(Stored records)
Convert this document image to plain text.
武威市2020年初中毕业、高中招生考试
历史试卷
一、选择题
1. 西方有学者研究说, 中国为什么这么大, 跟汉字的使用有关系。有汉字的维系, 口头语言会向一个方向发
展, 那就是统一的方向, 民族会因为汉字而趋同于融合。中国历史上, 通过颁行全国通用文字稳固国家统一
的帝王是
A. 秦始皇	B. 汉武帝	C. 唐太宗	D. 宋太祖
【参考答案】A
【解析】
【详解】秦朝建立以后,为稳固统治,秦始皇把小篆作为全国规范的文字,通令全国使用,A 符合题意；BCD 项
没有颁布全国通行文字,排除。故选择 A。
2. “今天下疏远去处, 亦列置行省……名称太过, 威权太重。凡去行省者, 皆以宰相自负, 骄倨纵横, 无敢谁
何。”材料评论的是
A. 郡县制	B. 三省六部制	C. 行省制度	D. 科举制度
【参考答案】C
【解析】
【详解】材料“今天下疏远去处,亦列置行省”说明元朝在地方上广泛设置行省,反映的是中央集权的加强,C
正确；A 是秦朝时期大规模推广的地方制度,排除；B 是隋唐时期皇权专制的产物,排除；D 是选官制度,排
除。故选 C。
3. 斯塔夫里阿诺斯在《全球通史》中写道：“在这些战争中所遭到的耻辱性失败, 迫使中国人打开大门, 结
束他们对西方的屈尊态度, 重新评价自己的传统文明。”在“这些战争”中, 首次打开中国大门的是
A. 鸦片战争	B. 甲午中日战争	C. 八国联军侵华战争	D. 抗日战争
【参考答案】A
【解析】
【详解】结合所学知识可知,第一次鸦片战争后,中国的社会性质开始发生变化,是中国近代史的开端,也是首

* [Given instruction]
Lines from the records above that hold "今天下疏远去处" are the ones to list.

* [Problem solution]
2. “今天下疏远去处, 亦列置行省……名称太过, 威权太重。凡去行省者, 皆以宰相自负, 骄倨纵横, 无敢谁
【详解】材料“今天下疏远去处,亦列置行省”说明元朝在地方上广泛设置行省,反映的是中央集权的加强,C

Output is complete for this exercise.